- _Work instructions_: Transcribe the records in full, keeping every character as it is.
┌─ Raw records
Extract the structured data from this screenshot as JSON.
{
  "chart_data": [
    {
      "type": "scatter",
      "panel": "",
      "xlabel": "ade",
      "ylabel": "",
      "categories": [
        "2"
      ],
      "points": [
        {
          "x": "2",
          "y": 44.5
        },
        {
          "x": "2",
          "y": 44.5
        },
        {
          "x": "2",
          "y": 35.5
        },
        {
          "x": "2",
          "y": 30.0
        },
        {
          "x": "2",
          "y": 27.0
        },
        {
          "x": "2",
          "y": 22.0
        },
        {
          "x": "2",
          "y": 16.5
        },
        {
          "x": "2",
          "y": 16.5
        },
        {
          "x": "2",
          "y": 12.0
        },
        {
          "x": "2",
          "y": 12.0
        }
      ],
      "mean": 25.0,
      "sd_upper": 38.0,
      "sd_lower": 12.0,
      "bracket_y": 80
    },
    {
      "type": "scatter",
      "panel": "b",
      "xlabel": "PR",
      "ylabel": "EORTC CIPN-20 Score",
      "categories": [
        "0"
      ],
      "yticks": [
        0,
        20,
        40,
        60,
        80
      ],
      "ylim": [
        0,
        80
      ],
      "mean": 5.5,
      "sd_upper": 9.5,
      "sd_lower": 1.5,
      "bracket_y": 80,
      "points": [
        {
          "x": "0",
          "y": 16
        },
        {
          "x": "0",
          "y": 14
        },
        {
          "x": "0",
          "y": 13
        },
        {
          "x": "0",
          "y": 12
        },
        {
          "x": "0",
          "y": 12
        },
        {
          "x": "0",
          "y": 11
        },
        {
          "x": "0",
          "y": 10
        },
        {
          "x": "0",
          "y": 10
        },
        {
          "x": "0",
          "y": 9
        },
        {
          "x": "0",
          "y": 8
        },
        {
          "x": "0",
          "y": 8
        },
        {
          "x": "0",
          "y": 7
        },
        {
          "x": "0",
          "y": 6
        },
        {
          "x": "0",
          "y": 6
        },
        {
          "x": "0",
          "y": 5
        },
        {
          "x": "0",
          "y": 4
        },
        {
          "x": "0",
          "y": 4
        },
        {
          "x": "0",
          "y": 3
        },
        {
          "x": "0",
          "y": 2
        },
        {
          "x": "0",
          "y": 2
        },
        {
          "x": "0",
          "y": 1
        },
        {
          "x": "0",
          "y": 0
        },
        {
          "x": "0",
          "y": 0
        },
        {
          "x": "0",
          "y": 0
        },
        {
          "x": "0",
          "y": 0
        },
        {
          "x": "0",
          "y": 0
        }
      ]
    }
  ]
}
└─
- _Result for this task_:
Extract the structured data from this screenshot as JSON.
{
  "chart_data": [
    {
      "type": "scatter",
      "panel": "",
      "xlabel": "ade",
      "ylabel": "",
      "categories": [
        "2"
      ],
      "points": [
        {
          "x": "2",
          "y": 44.5
        },
        {
          "x": "2",
          "y": 44.5
        },
        {
          "x": "2",
          "y": 35.5
        },
        {
          "x": "2",
          "y": 30.0
        },
        {
          "x": "2",
          "y": 27.0
        },
        {
          "x": "2",
          "y": 22.0
        },
        {
          "x": "2",
          "y": 16.5
        },
        {
          "x": "2",
          "y": 16.5
        },
        {
          "x": "2",
          "y": 12.0
        },
        {
          "x": "2",
          "y": 12.0
        }
      ],
      "mean": 25.0,
      "sd_upper": 38.0,
      "sd_lower": 12.0,
      "bracket_y": 80
    },
    {
      "type": "scatter",
      "panel": "b",
      "xlabel": "PR",
      "ylabel": "EORTC CIPN-20 Score",
      "categories": [
        "0"
      ],
      "yticks": [
        0,
        20,
        40,
        60,
        80
      ],
      "ylim": [
        0,
        80
      ],
      "mean": 5.5,
      "sd_upper": 9.5,
      "sd_lower": 1.5,
      "bracket_y": 80,
      "points": [
        {
          "x": "0",
          "y": 16
        },
        {
          "x": "0",
          "y": 14
        },
        {
          "x": "0",
          "y": 13
        },
        {
          "x": "0",
          "y": 12
        },
        {
          "x": "0",
          "y": 12
        },
        {
          "x": "0",
          "y": 11
        },
        {
          "x": "0",
          "y": 10
        },
        {
          "x": "0",
          "y": 10
        },
        {
          "x": "0",
          "y": 9
        },
        {
          "x": "0",
          "y": 8
        },
        {
          "x": "0",
          "y": 8
        },
        {
          "x": "0",
          "y": 7
        },
        {
          "x": "0",
          "y": 6
        },
        {
          "x": "0",
          "y": 6
        },
        {
          "x": "0",
          "y": 5
        },
        {
          "x": "0",
          "y": 4
        },
        {
          "x": "0",
          "y": 4
        },
        {
          "x": "0",
          "y": 3
        },
        {
          "x": "0",
          "y": 2
        },
        {
          "x": "0",
          "y": 2
        },
        {
          "x": "0",
          "y": 1
        },
        {
          "x": "0",
          "y": 0
        },
        {
          "x": "0",
          "y": 0
        },
        {
          "x": "0",
          "y": 0
        },
        {
          "x": "0",
          "y": 0
        },
        {
          "x": "0",
          "y": 0
        }
      ]
    }
  ]
}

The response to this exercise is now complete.